**Task to carry out:** Write out each entry, exactly the way it appears.

**Records:**
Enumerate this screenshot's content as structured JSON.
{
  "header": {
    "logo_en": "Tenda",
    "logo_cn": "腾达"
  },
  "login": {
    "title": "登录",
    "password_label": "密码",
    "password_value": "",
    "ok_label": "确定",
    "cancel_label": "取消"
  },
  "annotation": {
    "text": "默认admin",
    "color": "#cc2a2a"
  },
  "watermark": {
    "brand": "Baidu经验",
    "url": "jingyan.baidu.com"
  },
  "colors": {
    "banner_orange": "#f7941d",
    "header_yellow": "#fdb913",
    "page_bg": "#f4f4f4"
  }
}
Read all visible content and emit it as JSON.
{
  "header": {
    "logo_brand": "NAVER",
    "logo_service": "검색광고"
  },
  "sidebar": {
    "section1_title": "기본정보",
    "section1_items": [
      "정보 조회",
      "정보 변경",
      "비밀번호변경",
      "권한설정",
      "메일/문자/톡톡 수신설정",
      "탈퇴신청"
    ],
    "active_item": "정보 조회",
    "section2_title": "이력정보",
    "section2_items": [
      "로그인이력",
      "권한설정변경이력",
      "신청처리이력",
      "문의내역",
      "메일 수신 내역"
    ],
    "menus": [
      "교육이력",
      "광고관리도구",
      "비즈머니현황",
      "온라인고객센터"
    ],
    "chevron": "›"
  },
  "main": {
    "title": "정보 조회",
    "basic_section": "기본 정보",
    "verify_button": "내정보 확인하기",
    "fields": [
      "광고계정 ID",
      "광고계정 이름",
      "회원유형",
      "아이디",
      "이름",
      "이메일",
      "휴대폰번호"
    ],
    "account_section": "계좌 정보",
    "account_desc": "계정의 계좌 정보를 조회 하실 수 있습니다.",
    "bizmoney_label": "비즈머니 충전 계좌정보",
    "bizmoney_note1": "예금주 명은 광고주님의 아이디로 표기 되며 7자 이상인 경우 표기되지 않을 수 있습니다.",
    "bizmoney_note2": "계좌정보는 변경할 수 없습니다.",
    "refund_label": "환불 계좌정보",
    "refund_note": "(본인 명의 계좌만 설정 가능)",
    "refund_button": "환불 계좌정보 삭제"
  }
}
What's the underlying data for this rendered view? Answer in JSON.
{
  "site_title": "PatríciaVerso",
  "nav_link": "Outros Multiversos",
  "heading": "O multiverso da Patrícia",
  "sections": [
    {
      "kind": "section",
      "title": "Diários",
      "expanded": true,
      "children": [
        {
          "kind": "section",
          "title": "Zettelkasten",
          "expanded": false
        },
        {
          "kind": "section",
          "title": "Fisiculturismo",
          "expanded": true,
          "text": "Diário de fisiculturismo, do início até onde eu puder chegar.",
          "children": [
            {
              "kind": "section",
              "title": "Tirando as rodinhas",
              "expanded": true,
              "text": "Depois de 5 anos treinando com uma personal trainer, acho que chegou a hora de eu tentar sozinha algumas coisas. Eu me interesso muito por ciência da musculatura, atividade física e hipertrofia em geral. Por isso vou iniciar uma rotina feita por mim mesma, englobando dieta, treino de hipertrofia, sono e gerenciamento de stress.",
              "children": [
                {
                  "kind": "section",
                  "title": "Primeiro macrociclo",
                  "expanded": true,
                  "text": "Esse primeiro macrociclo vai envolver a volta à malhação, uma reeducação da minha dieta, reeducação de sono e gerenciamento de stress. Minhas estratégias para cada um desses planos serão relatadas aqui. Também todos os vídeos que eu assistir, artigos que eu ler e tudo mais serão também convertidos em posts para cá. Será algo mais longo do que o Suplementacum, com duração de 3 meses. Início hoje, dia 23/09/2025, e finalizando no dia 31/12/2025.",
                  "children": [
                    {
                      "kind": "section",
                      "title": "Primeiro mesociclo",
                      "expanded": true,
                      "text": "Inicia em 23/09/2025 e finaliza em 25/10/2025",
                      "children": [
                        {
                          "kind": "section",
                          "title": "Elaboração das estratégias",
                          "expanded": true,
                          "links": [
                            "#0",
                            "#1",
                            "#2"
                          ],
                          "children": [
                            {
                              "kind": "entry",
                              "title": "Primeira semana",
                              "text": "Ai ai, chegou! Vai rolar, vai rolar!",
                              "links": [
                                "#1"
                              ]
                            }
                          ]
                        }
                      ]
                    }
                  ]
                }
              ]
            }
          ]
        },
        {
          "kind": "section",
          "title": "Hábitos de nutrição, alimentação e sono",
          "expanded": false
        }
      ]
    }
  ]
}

**Final result:**
Enumerate this screenshot's content as structured JSON.
{
  "header": {
    "logo_en": "Tenda",
    "logo_cn": "腾达"
  },
  "login": {
    "title": "登录",
    "password_label": "密码",
    "password_value": "",
    "ok_label": "确定",
    "cancel_label": "取消"
  },
  "annotation": {
    "text": "默认admin",
    "color": "#cc2a2a"
  },
  "watermark": {
    "brand": "Baidu经验",
    "url": "jingyan.baidu.com"
  },
  "colors": {
    "banner_orange": "#f7941d",
    "header_yellow": "#fdb913",
    "page_bg": "#f4f4f4"
  }
}
Read all visible content and emit it as JSON.
{
  "header": {
    "logo_brand": "NAVER",
    "logo_service": "검색광고"
  },
  "sidebar": {
    "section1_title": "기본정보",
    "section1_items": [
      "정보 조회",
      "정보 변경",
      "비밀번호변경",
      "권한설정",
      "메일/문자/톡톡 수신설정",
      "탈퇴신청"
    ],
    "active_item": "정보 조회",
    "section2_title": "이력정보",
    "section2_items": [
      "로그인이력",
      "권한설정변경이력",
      "신청처리이력",
      "문의내역",
      "메일 수신 내역"
    ],
    "menus": [
      "교육이력",
      "광고관리도구",
      "비즈머니현황",
      "온라인고객센터"
    ],
    "chevron": "›"
  },
  "main": {
    "title": "정보 조회",
    "basic_section": "기본 정보",
    "verify_button": "내정보 확인하기",
    "fields": [
      "광고계정 ID",
      "광고계정 이름",
      "회원유형",
      "아이디",
      "이름",
      "이메일",
      "휴대폰번호"
    ],
    "account_section": "계좌 정보",
    "account_desc": "계정의 계좌 정보를 조회 하실 수 있습니다.",
    "bizmoney_label": "비즈머니 충전 계좌정보",
    "bizmoney_note1": "예금주 명은 광고주님의 아이디로 표기 되며 7자 이상인 경우 표기되지 않을 수 있습니다.",
    "bizmoney_note2": "계좌정보는 변경할 수 없습니다.",
    "refund_label": "환불 계좌정보",
    "refund_note": "(본인 명의 계좌만 설정 가능)",
    "refund_button": "환불 계좌정보 삭제"
  }
}
What's the underlying data for this rendered view? Answer in JSON.
{
  "site_title": "PatríciaVerso",
  "nav_link": "Outros Multiversos",
  "heading": "O multiverso da Patrícia",
  "sections": [
    {
      "kind": "section",
      "title": "Diários",
      "expanded": true,
      "children": [
        {
          "kind": "section",
          "title": "Zettelkasten",
          "expanded": false
        },
        {
          "kind": "section",
          "title": "Fisiculturismo",
          "expanded": true,
          "text": "Diário de fisiculturismo, do início até onde eu puder chegar.",
          "children": [
            {
              "kind": "section",
              "title": "Tirando as rodinhas",
              "expanded": true,
              "text": "Depois de 5 anos treinando com uma personal trainer, acho que chegou a hora de eu tentar sozinha algumas coisas. Eu me interesso muito por ciência da musculatura, atividade física e hipertrofia em geral. Por isso vou iniciar uma rotina feita por mim mesma, englobando dieta, treino de hipertrofia, sono e gerenciamento de stress.",
              "children": [
                {
                  "kind": "section",
                  "title": "Primeiro macrociclo",
                  "expanded": true,
                  "text": "Esse primeiro macrociclo vai envolver a volta à malhação, uma reeducação da minha dieta, reeducação de sono e gerenciamento de stress. Minhas estratégias para cada um desses planos serão relatadas aqui. Também todos os vídeos que eu assistir, artigos que eu ler e tudo mais serão também convertidos em posts para cá. Será algo mais longo do que o Suplementacum, com duração de 3 meses. Início hoje, dia 23/09/2025, e finalizando no dia 31/12/2025.",
                  "children": [
                    {
                      "kind": "section",
                      "title": "Primeiro mesociclo",
                      "expanded": true,
                      "text": "Inicia em 23/09/2025 e finaliza em 25/10/2025",
                      "children": [
                        {
                          "kind": "section",
                          "title": "Elaboração das estratégias",
                          "expanded": true,
                          "links": [
                            "#0",
                            "#1",
                            "#2"
                          ],
                          "children": [
                            {
                              "kind": "entry",
                              "title": "Primeira semana",
                              "text": "Ai ai, chegou! Vai rolar, vai rolar!",
                              "links": [
                                "#1"
                              ]
                            }
                          ]
                        }
                      ]
                    }
                  ]
                }
              ]
            }
          ]
        },
        {
          "kind": "section",
          "title": "Hábitos de nutrição, alimentação e sono",
          "expanded": false
        }
      ]
    }
  ]
}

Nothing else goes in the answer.